**Text shown:**
==========
You are viewing a plain text version of this content. The canonical link for it is here.
Posted to user@flink.apache.org by Caizhi Weng <ts...@gmail.com> on 2021/12/01 03:24:05 UTC

Re: REST API for detached minicluster based integration test

Hi!

I see. So to test your watermark strategy you would like to fetch the
watermarks downstream.

I would suggest taking a look at
org.apache.flink.streaming.api.operators.AbstractStreamOperator. This class
has a processWatermark method, which is called when a watermark flows
through this operator. You can make your own testing operator by extending
this class and stuff the testing operator in a
org.apache.flink.streaming.api.transformations.OneInputTransformation. In
this case you do not need to fetch watermarks from the metrics. If
processWatermark is never called then it means no watermark ever comes and
you might want to check your watermark strategy implementation.

Jin Yi <ji...@promoted.ai> 于2021年12月1日周三 上午4:14写道:

> thanks for the reply caizhi!
==========
**Recorded information:**
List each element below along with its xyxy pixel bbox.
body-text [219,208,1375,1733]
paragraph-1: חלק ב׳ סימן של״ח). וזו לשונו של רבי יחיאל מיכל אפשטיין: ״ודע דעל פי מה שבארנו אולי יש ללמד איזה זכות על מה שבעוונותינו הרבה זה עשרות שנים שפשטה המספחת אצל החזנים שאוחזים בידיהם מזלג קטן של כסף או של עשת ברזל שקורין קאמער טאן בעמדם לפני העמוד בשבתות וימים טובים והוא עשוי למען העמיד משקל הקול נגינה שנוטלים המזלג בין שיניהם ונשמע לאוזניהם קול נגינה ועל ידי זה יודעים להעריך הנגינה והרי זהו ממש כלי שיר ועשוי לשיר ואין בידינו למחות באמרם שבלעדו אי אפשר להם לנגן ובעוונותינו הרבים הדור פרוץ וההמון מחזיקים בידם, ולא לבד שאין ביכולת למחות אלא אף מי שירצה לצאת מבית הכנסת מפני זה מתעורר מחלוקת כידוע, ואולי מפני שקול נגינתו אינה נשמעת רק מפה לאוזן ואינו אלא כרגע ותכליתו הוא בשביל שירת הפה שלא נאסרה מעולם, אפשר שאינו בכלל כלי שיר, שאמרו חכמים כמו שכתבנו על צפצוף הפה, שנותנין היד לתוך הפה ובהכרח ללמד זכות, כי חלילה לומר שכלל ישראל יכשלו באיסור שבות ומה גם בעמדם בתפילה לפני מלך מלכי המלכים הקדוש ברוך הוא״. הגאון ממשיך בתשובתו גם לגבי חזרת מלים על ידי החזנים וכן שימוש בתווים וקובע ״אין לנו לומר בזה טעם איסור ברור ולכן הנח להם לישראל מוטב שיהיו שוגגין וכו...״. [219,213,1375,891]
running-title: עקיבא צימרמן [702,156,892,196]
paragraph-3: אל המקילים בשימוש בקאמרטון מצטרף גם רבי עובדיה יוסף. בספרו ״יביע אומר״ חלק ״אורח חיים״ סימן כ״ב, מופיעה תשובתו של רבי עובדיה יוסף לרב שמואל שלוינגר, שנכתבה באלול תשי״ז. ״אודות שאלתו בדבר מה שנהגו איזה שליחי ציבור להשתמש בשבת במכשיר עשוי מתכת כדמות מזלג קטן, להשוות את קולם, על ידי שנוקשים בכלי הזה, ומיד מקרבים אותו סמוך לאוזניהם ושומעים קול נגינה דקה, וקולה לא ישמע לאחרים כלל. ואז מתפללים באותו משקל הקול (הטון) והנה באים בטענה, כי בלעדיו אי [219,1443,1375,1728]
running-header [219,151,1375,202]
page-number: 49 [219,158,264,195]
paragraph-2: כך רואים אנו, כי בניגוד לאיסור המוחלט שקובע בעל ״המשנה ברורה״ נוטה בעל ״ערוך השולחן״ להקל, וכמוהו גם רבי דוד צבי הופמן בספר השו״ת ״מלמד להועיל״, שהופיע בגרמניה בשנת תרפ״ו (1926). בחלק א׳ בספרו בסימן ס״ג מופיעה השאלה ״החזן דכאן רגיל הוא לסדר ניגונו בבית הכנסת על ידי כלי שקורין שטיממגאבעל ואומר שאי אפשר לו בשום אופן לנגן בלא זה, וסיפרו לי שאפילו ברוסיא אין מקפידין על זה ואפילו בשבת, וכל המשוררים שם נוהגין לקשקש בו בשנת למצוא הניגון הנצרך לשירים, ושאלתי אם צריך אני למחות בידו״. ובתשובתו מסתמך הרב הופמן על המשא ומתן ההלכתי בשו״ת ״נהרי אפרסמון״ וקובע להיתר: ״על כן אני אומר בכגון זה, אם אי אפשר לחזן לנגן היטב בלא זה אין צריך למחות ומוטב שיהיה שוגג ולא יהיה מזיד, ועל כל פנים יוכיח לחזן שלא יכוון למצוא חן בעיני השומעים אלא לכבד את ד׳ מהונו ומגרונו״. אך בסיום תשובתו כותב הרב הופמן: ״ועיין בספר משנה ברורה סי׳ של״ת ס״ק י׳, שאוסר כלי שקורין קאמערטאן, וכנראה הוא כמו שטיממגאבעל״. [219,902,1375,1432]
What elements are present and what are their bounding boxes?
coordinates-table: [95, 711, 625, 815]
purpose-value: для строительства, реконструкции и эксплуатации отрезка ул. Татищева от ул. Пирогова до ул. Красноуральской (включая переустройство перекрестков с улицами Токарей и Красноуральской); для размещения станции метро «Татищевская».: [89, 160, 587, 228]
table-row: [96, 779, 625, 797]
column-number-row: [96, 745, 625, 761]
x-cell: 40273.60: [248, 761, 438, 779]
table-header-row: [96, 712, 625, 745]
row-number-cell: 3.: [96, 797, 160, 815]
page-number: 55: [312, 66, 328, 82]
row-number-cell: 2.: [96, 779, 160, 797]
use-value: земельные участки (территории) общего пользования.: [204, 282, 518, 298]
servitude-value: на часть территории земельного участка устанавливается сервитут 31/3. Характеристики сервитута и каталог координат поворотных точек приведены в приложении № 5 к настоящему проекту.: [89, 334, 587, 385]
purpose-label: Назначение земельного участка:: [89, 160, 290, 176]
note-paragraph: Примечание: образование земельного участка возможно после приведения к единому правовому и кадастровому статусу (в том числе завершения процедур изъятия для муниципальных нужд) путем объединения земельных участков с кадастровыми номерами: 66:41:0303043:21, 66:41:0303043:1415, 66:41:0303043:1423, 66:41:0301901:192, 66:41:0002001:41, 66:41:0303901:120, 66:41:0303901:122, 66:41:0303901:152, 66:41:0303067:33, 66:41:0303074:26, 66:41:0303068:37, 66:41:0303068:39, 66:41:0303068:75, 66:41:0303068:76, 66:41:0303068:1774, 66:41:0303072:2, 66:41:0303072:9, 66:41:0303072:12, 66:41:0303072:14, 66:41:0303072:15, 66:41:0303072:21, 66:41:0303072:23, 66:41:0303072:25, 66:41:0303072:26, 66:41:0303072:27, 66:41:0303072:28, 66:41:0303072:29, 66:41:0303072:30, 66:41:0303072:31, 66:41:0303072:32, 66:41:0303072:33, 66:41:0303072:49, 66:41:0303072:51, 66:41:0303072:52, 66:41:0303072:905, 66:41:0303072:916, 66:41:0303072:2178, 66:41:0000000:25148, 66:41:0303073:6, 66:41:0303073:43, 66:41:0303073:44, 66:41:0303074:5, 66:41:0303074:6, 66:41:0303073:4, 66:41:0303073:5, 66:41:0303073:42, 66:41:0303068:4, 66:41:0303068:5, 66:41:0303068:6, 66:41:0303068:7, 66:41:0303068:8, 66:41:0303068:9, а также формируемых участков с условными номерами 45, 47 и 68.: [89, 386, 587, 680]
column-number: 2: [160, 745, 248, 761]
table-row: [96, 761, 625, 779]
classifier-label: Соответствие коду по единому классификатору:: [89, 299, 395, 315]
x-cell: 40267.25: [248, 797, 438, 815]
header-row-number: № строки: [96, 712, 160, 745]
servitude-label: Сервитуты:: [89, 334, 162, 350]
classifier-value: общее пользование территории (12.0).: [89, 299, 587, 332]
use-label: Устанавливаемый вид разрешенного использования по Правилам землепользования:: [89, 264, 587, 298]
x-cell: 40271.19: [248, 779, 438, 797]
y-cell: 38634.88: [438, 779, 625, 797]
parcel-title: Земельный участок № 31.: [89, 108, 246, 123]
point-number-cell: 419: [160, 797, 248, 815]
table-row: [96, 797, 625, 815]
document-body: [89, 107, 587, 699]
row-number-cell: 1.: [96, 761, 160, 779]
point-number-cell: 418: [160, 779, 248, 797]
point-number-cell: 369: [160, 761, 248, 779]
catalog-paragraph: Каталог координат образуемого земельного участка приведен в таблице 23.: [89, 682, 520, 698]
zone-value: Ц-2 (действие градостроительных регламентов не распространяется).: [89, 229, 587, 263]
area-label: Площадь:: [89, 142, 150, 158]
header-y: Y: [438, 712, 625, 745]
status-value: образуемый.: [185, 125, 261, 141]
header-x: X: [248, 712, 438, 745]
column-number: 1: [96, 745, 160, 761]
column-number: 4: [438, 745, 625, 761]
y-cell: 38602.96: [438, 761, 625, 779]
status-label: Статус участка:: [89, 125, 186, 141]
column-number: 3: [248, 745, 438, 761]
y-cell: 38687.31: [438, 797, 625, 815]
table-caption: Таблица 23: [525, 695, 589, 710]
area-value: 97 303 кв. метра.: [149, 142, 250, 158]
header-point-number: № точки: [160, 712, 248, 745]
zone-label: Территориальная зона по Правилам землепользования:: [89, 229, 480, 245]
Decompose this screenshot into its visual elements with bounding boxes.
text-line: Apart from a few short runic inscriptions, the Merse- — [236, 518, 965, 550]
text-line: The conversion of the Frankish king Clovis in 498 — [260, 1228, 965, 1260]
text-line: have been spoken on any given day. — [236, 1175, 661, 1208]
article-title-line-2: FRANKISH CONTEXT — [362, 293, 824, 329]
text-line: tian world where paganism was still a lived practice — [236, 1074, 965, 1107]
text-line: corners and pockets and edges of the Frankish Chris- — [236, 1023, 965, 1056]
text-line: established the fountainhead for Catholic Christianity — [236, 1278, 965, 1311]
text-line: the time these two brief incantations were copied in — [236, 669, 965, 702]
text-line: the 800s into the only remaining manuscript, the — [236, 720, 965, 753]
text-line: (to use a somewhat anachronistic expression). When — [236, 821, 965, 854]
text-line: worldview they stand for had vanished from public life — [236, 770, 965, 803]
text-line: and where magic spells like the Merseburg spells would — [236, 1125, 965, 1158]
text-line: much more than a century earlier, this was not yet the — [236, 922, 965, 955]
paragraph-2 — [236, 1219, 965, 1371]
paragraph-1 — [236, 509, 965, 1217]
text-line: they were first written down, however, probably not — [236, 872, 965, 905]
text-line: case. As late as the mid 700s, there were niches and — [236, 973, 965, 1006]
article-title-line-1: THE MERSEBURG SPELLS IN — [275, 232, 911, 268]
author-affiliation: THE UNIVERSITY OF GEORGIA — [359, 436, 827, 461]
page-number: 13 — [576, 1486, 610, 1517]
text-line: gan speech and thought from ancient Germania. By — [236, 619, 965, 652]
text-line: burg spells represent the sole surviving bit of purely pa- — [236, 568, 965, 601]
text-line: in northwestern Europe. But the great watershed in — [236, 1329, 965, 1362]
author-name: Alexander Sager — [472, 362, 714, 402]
==========
**Task:** Please answer from the mailing list reply: when is the processWatermark method called? The records are separate material, unrelated to the mailing list reply.

**Finished exercise:** It is called when a watermark flows through the operator.